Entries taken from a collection
◆ ◆ ◆ ◆

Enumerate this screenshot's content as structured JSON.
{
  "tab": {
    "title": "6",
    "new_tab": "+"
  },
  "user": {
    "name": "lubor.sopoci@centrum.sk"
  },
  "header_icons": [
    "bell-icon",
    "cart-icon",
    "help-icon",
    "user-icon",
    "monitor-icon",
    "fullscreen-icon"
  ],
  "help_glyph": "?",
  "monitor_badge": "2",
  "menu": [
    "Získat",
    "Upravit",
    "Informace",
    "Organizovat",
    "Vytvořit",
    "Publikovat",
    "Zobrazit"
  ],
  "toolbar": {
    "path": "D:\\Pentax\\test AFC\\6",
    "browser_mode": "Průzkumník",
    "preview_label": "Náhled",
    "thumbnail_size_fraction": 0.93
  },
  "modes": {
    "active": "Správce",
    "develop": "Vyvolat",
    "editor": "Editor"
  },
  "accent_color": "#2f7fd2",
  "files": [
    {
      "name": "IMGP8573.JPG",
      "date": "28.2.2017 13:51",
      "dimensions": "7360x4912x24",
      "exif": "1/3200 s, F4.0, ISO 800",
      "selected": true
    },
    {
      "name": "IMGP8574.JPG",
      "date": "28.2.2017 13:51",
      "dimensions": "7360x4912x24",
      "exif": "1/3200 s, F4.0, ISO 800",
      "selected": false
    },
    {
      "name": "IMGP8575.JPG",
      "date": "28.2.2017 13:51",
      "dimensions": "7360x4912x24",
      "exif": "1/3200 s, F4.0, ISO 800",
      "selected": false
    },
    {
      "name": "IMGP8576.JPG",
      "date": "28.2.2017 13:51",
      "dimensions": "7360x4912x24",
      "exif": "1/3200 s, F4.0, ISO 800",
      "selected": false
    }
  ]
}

◆ ◆ ◆ ◆

▸ Problem details: Recopy all the lines exactly as they appear.

▸ Solution to this task:
Enumerate this screenshot's content as structured JSON.
{
  "tab": {
    "title": "6",
    "new_tab": "+"
  },
  "user": {
    "name": "lubor.sopoci@centrum.sk"
  },
  "header_icons": [
    "bell-icon",
    "cart-icon",
    "help-icon",
    "user-icon",
    "monitor-icon",
    "fullscreen-icon"
  ],
  "help_glyph": "?",
  "monitor_badge": "2",
  "menu": [
    "Získat",
    "Upravit",
    "Informace",
    "Organizovat",
    "Vytvořit",
    "Publikovat",
    "Zobrazit"
  ],
  "toolbar": {
    "path": "D:\\Pentax\\test AFC\\6",
    "browser_mode": "Průzkumník",
    "preview_label": "Náhled",
    "thumbnail_size_fraction": 0.93
  },
  "modes": {
    "active": "Správce",
    "develop": "Vyvolat",
    "editor": "Editor"
  },
  "accent_color": "#2f7fd2",
  "files": [
    {
      "name": "IMGP8573.JPG",
      "date": "28.2.2017 13:51",
      "dimensions": "7360x4912x24",
      "exif": "1/3200 s, F4.0, ISO 800",
      "selected": true
    },
    {
      "name": "IMGP8574.JPG",
      "date": "28.2.2017 13:51",
      "dimensions": "7360x4912x24",
      "exif": "1/3200 s, F4.0, ISO 800",
      "selected": false
    },
    {
      "name": "IMGP8575.JPG",
      "date": "28.2.2017 13:51",
      "dimensions": "7360x4912x24",
      "exif": "1/3200 s, F4.0, ISO 800",
      "selected": false
    },
    {
      "name": "IMGP8576.JPG",
      "date": "28.2.2017 13:51",
      "dimensions": "7360x4912x24",
      "exif": "1/3200 s, F4.0, ISO 800",
      "selected": false
    }
  ]
}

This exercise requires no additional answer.